[Image region annotations]
+ + + + +

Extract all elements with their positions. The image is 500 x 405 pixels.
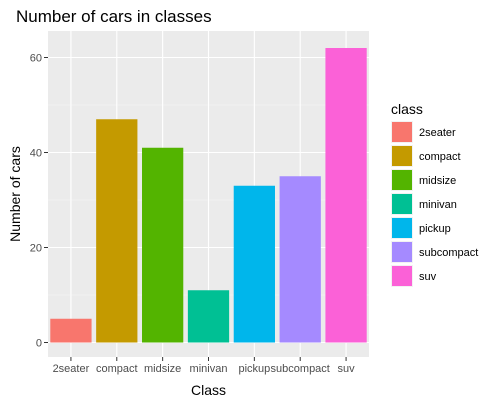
x-axis-title: Class: [191, 382, 226, 398]
legend-label-2seater: 2seater: [419, 127, 456, 139]
legend-label-subcompact: subcompact: [419, 247, 478, 259]
bar-pickup: [233, 185, 275, 343]
bar-midsize: [142, 147, 184, 343]
x-tick-label-pickup: pickup: [238, 363, 270, 375]
legend-swatch-subcompact: [392, 242, 412, 262]
y-tick-label: 60: [30, 53, 42, 65]
legend-label-suv: suv: [419, 271, 437, 283]
x-tick-label-midsize: midsize: [144, 363, 181, 375]
x-tick-label-minivan: minivan: [190, 363, 228, 375]
legend-label-compact: compact: [419, 151, 461, 163]
legend-swatch-midsize: [392, 170, 412, 190]
bar-compact: [96, 119, 138, 343]
y-axis-title: Number of cars: [7, 146, 23, 242]
y-tick-label: 40: [30, 148, 42, 160]
legend-swatch-pickup: [392, 218, 412, 238]
x-axis: 2seater compact midsize minivan pickup subcom…: [53, 357, 356, 375]
chart-title: Number of cars in classes: [16, 7, 212, 26]
legend-title: class: [391, 101, 423, 117]
legend-swatch-2seater: [392, 122, 412, 142]
x-tick-label-subcompact: subcompact: [271, 363, 330, 375]
x-tick-label-suv: suv: [338, 363, 356, 375]
bar-suv: [325, 48, 367, 343]
bar-subcompact: [279, 176, 321, 343]
x-tick-label-2seater: 2seater: [53, 363, 90, 375]
bar-2seater: [50, 318, 92, 343]
y-axis: 0 20 40 60: [30, 53, 48, 350]
legend-label-minivan: minivan: [419, 199, 457, 211]
legend: class 2seater compact midsize minivan pickup…: [391, 101, 478, 287]
y-tick-label: 0: [36, 338, 42, 350]
legend-label-midsize: midsize: [419, 175, 456, 187]
legend-swatch-minivan: [392, 194, 412, 214]
bars-layer: [50, 48, 367, 343]
legend-swatch-compact: [392, 146, 412, 166]
x-tick-label-compact: compact: [96, 363, 138, 375]
y-tick-label: 20: [30, 243, 42, 255]
bar-minivan: [187, 290, 230, 343]
legend-swatch-suv: [392, 266, 412, 286]
legend-label-pickup: pickup: [419, 223, 451, 235]
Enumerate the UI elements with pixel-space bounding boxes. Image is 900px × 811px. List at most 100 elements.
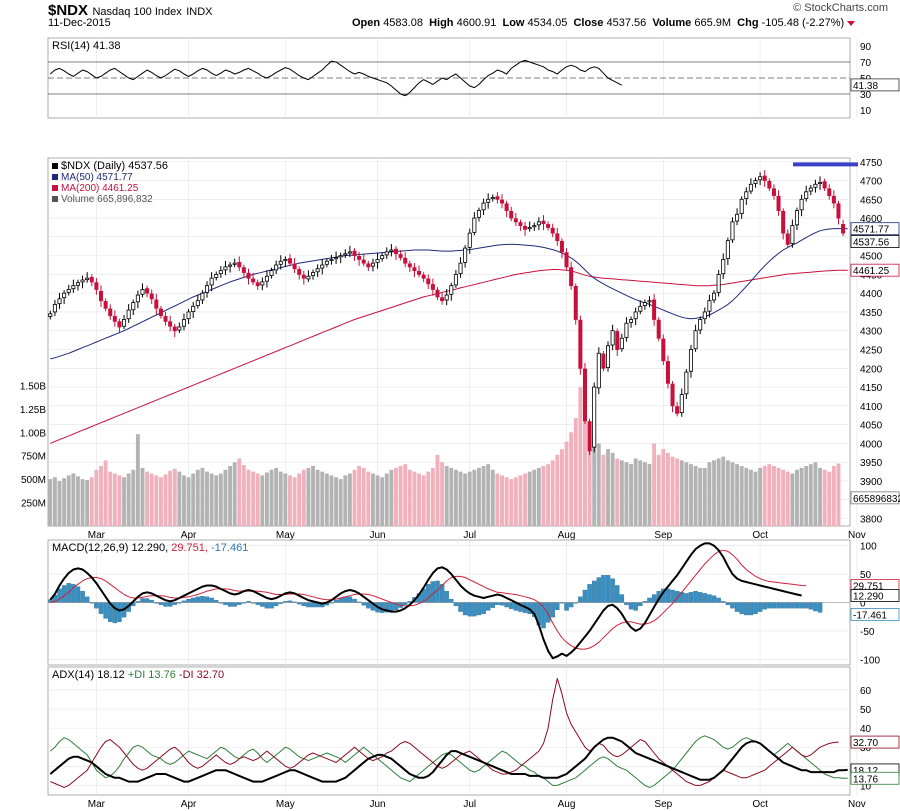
macd-histogram-bar: [195, 596, 201, 603]
macd-histogram-bar: [771, 602, 777, 609]
volume-bar: [836, 463, 841, 526]
candle-body: [62, 292, 67, 299]
month-label-bottom: Jul: [463, 799, 476, 810]
candle-body: [481, 202, 486, 211]
volume-bar: [320, 471, 325, 526]
candle-body: [748, 183, 753, 192]
macd-histogram-bar: [306, 602, 311, 608]
volume-bar: [76, 476, 80, 526]
candle-body: [606, 345, 611, 368]
candle-body: [117, 321, 122, 328]
volume-bar: [564, 441, 569, 526]
candle-body: [504, 203, 509, 211]
candle-body: [656, 319, 661, 339]
volume-bar: [200, 467, 205, 526]
volume-bar: [389, 469, 394, 526]
volume-bar: [57, 481, 62, 526]
volume-bar: [790, 473, 795, 526]
candle-body: [523, 225, 528, 230]
volume-bar: [371, 473, 375, 526]
volume-bar: [288, 475, 292, 526]
candle-body: [393, 248, 399, 255]
volume-bar: [693, 466, 698, 526]
minus-di-line: [50, 678, 839, 788]
volume-bar: [103, 460, 108, 526]
macd-histogram-bar: [204, 596, 210, 603]
legend-swatch: [52, 196, 58, 202]
candle-body: [407, 263, 412, 268]
macd-histogram-bar: [310, 602, 316, 608]
candle-body: [412, 267, 417, 272]
volume-bar: [182, 475, 186, 526]
candle-body: [172, 326, 177, 332]
volume-bar: [241, 465, 246, 526]
macd-histogram-bar: [564, 602, 569, 611]
macd-histogram-bar: [578, 596, 583, 603]
macd-histogram-bar: [757, 602, 763, 612]
volume-bar: [527, 471, 532, 526]
volume-bar: [301, 469, 306, 526]
open-value: 4583.08: [383, 17, 423, 29]
macd-value-tag-signal: 29.751: [853, 582, 884, 593]
month-label: Sep: [654, 530, 672, 541]
adx-value-tag-minus: 32.70: [853, 738, 878, 749]
candle-body: [472, 217, 477, 233]
price-tick-label: 4050: [860, 421, 883, 432]
volume-bar: [117, 475, 122, 526]
volume-bar: [154, 475, 159, 526]
adx-value-tag-adx: 18.12: [853, 766, 878, 777]
macd-histogram-bar: [61, 585, 67, 603]
volume-bar: [246, 469, 251, 526]
volume-bar: [66, 475, 71, 526]
candle-body: [675, 406, 680, 414]
adx-value-tag-plus-box: [850, 771, 900, 785]
candle-body: [440, 297, 445, 302]
rsi-tick-label: 30: [860, 90, 872, 101]
candle-body: [518, 222, 523, 226]
low-label: Low: [502, 17, 525, 29]
volume-bar: [739, 466, 744, 526]
candle-body: [532, 225, 537, 228]
price-tick-label: 4600: [860, 214, 883, 225]
macd-histogram-bar: [670, 589, 675, 603]
candle-body: [398, 254, 403, 258]
volume-bar: [195, 469, 200, 526]
candle-body: [610, 330, 615, 346]
candle-body: [343, 253, 348, 256]
candle-body: [237, 261, 242, 268]
volume-bar: [721, 456, 726, 526]
candle-body: [135, 294, 140, 303]
macd-histogram-bar: [458, 602, 463, 612]
macd-histogram-bar: [490, 602, 496, 608]
macd-histogram-bar: [264, 602, 270, 609]
macd-histogram-bar: [799, 602, 804, 609]
candle-body: [587, 421, 592, 452]
macd-histogram-bar: [730, 602, 735, 609]
volume-bar: [357, 466, 362, 526]
macd-histogram-bar: [232, 602, 237, 607]
macd-histogram-bar: [697, 592, 703, 603]
volume-bar: [407, 469, 412, 526]
candle-body: [638, 305, 643, 312]
candle-body: [652, 299, 657, 320]
candle-body: [735, 213, 740, 222]
macd-histogram-bar: [430, 581, 436, 603]
candle-body: [306, 275, 311, 280]
candle-body: [108, 308, 113, 317]
volume-bar: [679, 460, 684, 526]
price-tick-label: 4200: [860, 364, 883, 375]
adx-value-tag-plus: 13.76: [853, 774, 878, 785]
volume-bar: [772, 466, 776, 526]
price-value-tag-close: 4537.56: [853, 238, 890, 249]
rsi-overbought-fill: [522, 60, 528, 62]
candle-body: [647, 300, 652, 303]
macd-tick-label: 50: [860, 570, 872, 581]
plus-di-line: [49, 735, 848, 788]
macd-value-tag-hist-box: [850, 608, 900, 621]
volume-bar: [633, 458, 638, 526]
candle-body: [163, 316, 168, 322]
macd-histogram-bar: [638, 602, 643, 607]
macd-histogram-bar: [214, 600, 219, 603]
candle-body: [94, 282, 99, 290]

+ + + + +

Copy out every line of the records above word for word, leaving out the picture lines.

Exercise result -
Extract all elements with their positions. The image is 500 x 405 pixels.
x-axis-title: Class: [191, 382, 226, 398]
legend-label-2seater: 2seater: [419, 127, 456, 139]
legend-label-subcompact: subcompact: [419, 247, 478, 259]
bar-pickup: [233, 185, 275, 343]
bar-midsize: [142, 147, 184, 343]
x-tick-label-pickup: pickup: [238, 363, 270, 375]
legend-swatch-subcompact: [392, 242, 412, 262]
y-tick-label: 60: [30, 53, 42, 65]
legend-label-suv: suv: [419, 271, 437, 283]
x-tick-label-midsize: midsize: [144, 363, 181, 375]
x-tick-label-minivan: minivan: [190, 363, 228, 375]
legend-label-compact: compact: [419, 151, 461, 163]
legend-swatch-midsize: [392, 170, 412, 190]
bar-compact: [96, 119, 138, 343]
y-axis-title: Number of cars: [7, 146, 23, 242]
y-tick-label: 40: [30, 148, 42, 160]
legend-swatch-pickup: [392, 218, 412, 238]
x-axis: 2seater compact midsize minivan pickup subcom…: [53, 357, 356, 375]
chart-title: Number of cars in classes: [16, 7, 212, 26]
legend-title: class: [391, 101, 423, 117]
legend-swatch-2seater: [392, 122, 412, 142]
x-tick-label-subcompact: subcompact: [271, 363, 330, 375]
x-tick-label-suv: suv: [338, 363, 356, 375]
bar-suv: [325, 48, 367, 343]
bar-subcompact: [279, 176, 321, 343]
x-tick-label-2seater: 2seater: [53, 363, 90, 375]
bar-2seater: [50, 318, 92, 343]
y-axis: 0 20 40 60: [30, 53, 48, 350]
legend-label-minivan: minivan: [419, 199, 457, 211]
legend: class 2seater compact midsize minivan pickup…: [391, 101, 478, 287]
y-tick-label: 0: [36, 338, 42, 350]
legend-label-midsize: midsize: [419, 175, 456, 187]
legend-swatch-minivan: [392, 194, 412, 214]
bars-layer: [50, 48, 367, 343]
legend-swatch-compact: [392, 146, 412, 166]
x-tick-label-compact: compact: [96, 363, 138, 375]
y-tick-label: 20: [30, 243, 42, 255]
bar-minivan: [187, 290, 230, 343]
legend-swatch-suv: [392, 266, 412, 286]
legend-label-pickup: pickup: [419, 223, 451, 235]
Enumerate the UI elements with pixel-space bounding boxes. Image is 900px × 811px. List at most 100 elements.
macd-histogram-bar: [195, 596, 201, 603]
macd-histogram-bar: [771, 602, 777, 609]
volume-bar: [836, 463, 841, 526]
candle-body: [62, 292, 67, 299]
month-label-bottom: Jul: [463, 799, 476, 810]
candle-body: [481, 202, 486, 211]
volume-bar: [320, 471, 325, 526]
candle-body: [748, 183, 753, 192]
macd-histogram-bar: [306, 602, 311, 608]
volume-bar: [76, 476, 80, 526]
candle-body: [606, 345, 611, 368]
candle-body: [117, 321, 122, 328]
volume-bar: [564, 441, 569, 526]
candle-body: [504, 203, 509, 211]
candle-body: [656, 319, 661, 339]
volume-bar: [200, 467, 205, 526]
volume-bar: [389, 469, 394, 526]
volume-bar: [57, 481, 62, 526]
volume-bar: [790, 473, 795, 526]
candle-body: [523, 225, 528, 230]
volume-bar: [371, 473, 375, 526]
volume-bar: [288, 475, 292, 526]
candle-body: [393, 248, 399, 255]
volume-bar: [693, 466, 698, 526]
minus-di-line: [50, 678, 839, 788]
volume-bar: [103, 460, 108, 526]
macd-histogram-bar: [204, 596, 210, 603]
legend-swatch: [52, 196, 58, 202]
candle-body: [407, 263, 412, 268]
macd-histogram-bar: [310, 602, 316, 608]
candle-body: [412, 267, 417, 272]
volume-bar: [182, 475, 186, 526]
candle-body: [172, 326, 177, 332]
volume-bar: [241, 465, 246, 526]
macd-histogram-bar: [564, 602, 569, 611]
macd-histogram-bar: [578, 596, 583, 603]
macd-histogram-bar: [757, 602, 763, 612]
volume-bar: [527, 471, 532, 526]
volume-bar: [301, 469, 306, 526]
open-value: 4583.08: [383, 17, 423, 29]
macd-value-tag-signal: 29.751: [853, 582, 884, 593]
month-label: Sep: [654, 530, 672, 541]
adx-value-tag-minus: 32.70: [853, 738, 878, 749]
candle-body: [472, 217, 477, 233]
price-tick-label: 4050: [860, 421, 883, 432]
volume-bar: [117, 475, 122, 526]
volume-bar: [154, 475, 159, 526]
adx-value-tag-adx: 18.12: [853, 766, 878, 777]
macd-histogram-bar: [61, 585, 67, 603]
volume-bar: [246, 469, 251, 526]
volume-bar: [66, 475, 71, 526]
candle-body: [675, 406, 680, 414]
adx-value-tag-plus-box: [850, 771, 900, 785]
candle-body: [440, 297, 445, 302]
rsi-tick-label: 30: [860, 90, 872, 101]
candle-body: [518, 222, 523, 226]
low-label: Low: [502, 17, 525, 29]
volume-bar: [739, 466, 744, 526]
candle-body: [532, 225, 537, 228]
price-tick-label: 4600: [860, 214, 883, 225]
macd-histogram-bar: [670, 589, 675, 603]
candle-body: [398, 254, 403, 258]
volume-bar: [195, 469, 200, 526]
candle-body: [610, 330, 615, 346]
candle-body: [343, 253, 348, 256]
candle-body: [237, 261, 242, 268]
volume-bar: [721, 456, 726, 526]
candle-body: [135, 294, 140, 303]
macd-histogram-bar: [458, 602, 463, 612]
macd-histogram-bar: [490, 602, 496, 608]
macd-histogram-bar: [264, 602, 270, 609]
macd-histogram-bar: [799, 602, 804, 609]
candle-body: [587, 421, 592, 452]
macd-histogram-bar: [730, 602, 735, 609]
volume-bar: [357, 466, 362, 526]
macd-histogram-bar: [232, 602, 237, 607]
macd-histogram-bar: [697, 592, 703, 603]
volume-bar: [407, 469, 412, 526]
candle-body: [638, 305, 643, 312]
candle-body: [652, 299, 657, 320]
candle-body: [735, 213, 740, 222]
macd-histogram-bar: [430, 581, 436, 603]
candle-body: [306, 275, 311, 280]
candle-body: [108, 308, 113, 317]
volume-bar: [679, 460, 684, 526]
price-tick-label: 4200: [860, 364, 883, 375]
adx-value-tag-plus: 13.76: [853, 774, 878, 785]
volume-bar: [772, 466, 776, 526]
price-value-tag-close: 4537.56: [853, 238, 890, 249]
rsi-overbought-fill: [522, 60, 528, 62]
candle-body: [647, 300, 652, 303]
macd-tick-label: 50: [860, 570, 872, 581]
plus-di-line: [49, 735, 848, 788]
macd-value-tag-hist-box: [850, 608, 900, 621]
volume-bar: [633, 458, 638, 526]
candle-body: [163, 316, 168, 322]
macd-histogram-bar: [638, 602, 643, 607]
macd-histogram-bar: [214, 600, 219, 603]
candle-body: [94, 282, 99, 290]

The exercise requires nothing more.